— GIVEN TASK —
Only the lines from the one containing "Decode this image" to the end of the records belong in the output; print them exactly.

— Data excerpts —
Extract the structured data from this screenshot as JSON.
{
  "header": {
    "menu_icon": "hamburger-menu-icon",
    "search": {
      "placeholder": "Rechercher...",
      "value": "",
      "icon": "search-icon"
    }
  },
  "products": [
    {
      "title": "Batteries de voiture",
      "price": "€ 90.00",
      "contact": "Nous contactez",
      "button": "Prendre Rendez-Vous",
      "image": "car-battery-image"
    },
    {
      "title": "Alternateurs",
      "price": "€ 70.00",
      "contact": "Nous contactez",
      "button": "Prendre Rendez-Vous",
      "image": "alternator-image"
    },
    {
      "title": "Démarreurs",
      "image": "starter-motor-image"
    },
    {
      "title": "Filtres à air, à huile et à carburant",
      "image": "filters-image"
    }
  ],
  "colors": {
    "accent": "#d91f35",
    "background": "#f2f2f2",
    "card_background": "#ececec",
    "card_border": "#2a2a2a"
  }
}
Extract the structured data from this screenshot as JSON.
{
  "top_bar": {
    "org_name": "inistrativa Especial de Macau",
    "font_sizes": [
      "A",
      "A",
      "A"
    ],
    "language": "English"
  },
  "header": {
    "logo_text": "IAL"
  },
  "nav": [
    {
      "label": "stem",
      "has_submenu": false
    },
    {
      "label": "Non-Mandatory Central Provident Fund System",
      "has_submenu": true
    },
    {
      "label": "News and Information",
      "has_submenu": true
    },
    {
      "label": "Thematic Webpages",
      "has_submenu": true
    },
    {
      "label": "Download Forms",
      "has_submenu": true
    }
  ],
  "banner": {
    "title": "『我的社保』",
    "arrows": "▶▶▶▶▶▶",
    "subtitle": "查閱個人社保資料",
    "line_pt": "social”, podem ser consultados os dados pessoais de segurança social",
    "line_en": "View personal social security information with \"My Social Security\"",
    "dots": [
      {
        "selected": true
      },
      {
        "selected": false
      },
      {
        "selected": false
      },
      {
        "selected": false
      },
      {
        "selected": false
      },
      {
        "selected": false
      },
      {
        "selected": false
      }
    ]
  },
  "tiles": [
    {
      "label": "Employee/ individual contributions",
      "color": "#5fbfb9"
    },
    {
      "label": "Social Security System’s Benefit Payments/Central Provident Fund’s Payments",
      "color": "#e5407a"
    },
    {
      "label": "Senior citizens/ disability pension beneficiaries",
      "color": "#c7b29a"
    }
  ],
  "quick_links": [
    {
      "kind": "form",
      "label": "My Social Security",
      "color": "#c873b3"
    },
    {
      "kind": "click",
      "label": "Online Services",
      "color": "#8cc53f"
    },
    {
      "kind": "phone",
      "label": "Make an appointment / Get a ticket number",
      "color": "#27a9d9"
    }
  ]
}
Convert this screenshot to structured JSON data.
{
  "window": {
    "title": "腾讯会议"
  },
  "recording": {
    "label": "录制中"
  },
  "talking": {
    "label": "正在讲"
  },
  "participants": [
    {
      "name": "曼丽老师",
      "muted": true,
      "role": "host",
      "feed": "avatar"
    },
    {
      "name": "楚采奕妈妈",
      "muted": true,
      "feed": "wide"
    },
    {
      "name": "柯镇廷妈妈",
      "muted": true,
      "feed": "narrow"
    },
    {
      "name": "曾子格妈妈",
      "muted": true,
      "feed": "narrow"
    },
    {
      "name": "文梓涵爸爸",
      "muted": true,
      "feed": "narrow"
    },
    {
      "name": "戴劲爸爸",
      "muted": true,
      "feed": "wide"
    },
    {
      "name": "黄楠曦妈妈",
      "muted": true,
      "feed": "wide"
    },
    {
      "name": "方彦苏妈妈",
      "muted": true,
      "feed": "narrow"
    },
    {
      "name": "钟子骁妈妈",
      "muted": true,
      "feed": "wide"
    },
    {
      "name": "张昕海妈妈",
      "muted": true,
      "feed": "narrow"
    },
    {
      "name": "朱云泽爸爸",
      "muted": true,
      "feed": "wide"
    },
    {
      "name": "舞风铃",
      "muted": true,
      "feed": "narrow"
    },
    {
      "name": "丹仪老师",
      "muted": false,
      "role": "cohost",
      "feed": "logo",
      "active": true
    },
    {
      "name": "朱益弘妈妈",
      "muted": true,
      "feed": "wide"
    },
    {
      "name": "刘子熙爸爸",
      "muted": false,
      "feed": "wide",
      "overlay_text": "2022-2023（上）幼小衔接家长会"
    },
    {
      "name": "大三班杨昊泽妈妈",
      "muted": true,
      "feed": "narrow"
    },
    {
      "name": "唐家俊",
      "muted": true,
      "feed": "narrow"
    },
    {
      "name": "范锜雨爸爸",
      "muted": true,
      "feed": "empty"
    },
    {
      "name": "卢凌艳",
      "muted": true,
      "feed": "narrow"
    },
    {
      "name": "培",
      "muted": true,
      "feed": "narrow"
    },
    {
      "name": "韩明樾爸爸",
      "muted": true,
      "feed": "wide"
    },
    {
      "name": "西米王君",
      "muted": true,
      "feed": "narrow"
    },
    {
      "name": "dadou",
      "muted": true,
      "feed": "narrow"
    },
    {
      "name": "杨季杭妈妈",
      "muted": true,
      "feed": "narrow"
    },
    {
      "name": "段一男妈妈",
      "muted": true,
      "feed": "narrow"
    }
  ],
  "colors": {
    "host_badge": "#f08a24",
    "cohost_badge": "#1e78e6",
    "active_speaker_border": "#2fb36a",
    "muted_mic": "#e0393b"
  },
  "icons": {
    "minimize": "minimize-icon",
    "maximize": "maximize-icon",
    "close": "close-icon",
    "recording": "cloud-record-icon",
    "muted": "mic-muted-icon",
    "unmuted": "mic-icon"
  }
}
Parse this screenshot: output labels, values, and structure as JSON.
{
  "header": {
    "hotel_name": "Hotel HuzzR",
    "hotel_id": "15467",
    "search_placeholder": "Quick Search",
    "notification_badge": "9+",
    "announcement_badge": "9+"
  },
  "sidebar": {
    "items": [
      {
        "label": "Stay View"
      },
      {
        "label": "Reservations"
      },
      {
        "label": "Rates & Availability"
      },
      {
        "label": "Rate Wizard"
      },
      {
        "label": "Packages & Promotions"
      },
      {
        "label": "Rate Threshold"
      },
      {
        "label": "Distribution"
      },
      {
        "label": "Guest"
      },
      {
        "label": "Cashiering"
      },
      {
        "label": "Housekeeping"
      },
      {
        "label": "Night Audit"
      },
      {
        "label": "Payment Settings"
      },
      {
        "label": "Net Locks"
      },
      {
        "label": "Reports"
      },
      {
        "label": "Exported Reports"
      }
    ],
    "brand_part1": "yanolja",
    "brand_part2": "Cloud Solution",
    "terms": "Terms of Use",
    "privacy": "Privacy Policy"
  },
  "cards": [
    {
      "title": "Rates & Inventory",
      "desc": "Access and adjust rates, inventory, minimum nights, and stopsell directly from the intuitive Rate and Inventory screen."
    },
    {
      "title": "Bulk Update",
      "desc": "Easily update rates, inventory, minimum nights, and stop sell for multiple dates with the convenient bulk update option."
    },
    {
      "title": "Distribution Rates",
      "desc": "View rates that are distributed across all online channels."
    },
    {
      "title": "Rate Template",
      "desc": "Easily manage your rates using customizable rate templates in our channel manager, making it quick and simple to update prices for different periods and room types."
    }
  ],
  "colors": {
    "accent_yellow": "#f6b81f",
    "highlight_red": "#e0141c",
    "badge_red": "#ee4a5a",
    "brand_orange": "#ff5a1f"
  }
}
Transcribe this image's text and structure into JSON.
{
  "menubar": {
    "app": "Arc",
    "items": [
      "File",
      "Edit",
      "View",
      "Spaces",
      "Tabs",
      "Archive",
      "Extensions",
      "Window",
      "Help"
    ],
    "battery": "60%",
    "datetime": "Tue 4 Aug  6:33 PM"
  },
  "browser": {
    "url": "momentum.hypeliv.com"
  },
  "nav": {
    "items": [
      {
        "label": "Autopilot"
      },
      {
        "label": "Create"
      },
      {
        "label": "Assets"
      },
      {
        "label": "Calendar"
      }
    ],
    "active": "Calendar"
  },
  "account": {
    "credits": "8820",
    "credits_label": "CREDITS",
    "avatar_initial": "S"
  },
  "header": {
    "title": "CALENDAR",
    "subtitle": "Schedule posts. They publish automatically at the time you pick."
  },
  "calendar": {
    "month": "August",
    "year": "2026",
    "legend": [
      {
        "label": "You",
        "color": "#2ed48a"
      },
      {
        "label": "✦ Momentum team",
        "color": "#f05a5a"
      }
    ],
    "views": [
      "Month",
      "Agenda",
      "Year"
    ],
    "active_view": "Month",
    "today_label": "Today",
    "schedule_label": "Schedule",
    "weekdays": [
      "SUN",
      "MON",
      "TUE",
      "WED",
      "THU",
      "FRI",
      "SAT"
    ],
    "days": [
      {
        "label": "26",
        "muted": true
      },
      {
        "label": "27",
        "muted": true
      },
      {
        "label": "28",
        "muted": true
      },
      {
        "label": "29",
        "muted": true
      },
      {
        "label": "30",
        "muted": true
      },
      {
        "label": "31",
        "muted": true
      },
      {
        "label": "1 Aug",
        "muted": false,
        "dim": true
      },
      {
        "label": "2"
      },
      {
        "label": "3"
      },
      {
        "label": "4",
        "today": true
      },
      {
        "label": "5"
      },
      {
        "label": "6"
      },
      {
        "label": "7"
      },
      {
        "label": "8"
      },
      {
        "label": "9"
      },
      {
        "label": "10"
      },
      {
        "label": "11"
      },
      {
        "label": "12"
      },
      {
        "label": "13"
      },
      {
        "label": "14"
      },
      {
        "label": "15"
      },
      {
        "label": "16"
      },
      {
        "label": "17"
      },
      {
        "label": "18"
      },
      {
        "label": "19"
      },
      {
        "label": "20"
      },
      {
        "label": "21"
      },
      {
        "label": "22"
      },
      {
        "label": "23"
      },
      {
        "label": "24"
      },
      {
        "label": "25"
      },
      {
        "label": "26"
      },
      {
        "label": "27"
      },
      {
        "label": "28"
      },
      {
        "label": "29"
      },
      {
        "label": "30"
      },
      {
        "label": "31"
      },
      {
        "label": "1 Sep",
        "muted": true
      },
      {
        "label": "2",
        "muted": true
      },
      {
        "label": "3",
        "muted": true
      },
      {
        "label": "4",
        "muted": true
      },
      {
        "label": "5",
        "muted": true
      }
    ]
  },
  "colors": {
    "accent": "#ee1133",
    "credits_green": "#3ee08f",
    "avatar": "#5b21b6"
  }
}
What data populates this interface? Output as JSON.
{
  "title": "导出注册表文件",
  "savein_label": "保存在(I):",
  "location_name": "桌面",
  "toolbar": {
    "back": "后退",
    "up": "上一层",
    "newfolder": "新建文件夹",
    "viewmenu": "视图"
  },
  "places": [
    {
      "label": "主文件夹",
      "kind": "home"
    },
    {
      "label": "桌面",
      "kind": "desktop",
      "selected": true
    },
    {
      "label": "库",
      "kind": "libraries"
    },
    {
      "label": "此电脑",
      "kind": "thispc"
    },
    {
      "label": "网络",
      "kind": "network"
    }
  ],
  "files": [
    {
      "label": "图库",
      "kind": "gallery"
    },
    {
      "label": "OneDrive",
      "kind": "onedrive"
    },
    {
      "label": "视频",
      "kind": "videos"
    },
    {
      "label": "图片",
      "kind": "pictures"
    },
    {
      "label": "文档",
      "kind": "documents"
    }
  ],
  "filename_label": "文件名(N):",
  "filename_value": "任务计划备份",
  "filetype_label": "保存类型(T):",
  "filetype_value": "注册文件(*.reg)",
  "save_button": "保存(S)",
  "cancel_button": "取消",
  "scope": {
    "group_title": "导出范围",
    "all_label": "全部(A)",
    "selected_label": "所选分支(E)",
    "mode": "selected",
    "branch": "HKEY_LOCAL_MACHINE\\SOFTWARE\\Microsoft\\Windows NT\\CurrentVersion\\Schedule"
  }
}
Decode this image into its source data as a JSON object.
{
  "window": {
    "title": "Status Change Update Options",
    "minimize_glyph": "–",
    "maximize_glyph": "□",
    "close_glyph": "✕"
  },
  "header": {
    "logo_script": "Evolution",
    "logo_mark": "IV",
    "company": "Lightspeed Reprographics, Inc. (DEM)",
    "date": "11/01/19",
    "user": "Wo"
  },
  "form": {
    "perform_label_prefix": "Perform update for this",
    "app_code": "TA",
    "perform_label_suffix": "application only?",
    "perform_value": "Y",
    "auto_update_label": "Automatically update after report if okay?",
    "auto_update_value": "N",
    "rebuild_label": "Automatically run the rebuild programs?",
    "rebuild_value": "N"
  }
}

— REPLY TO THE EXERCISE —
Decode this image into its source data as a JSON object.
{
  "window": {
    "title": "Status Change Update Options",
    "minimize_glyph": "–",
    "maximize_glyph": "□",
    "close_glyph": "✕"
  },
  "header": {
    "logo_script": "Evolution",
    "logo_mark": "IV",
    "company": "Lightspeed Reprographics, Inc. (DEM)",
    "date": "11/01/19",
    "user": "Wo"
  },
  "form": {
    "perform_label_prefix": "Perform update for this",
    "app_code": "TA",
    "perform_label_suffix": "application only?",
    "perform_value": "Y",
    "auto_update_label": "Automatically update after report if okay?",
    "auto_update_value": "N",
    "rebuild_label": "Automatically run the rebuild programs?",
    "rebuild_value": "N"
  }
}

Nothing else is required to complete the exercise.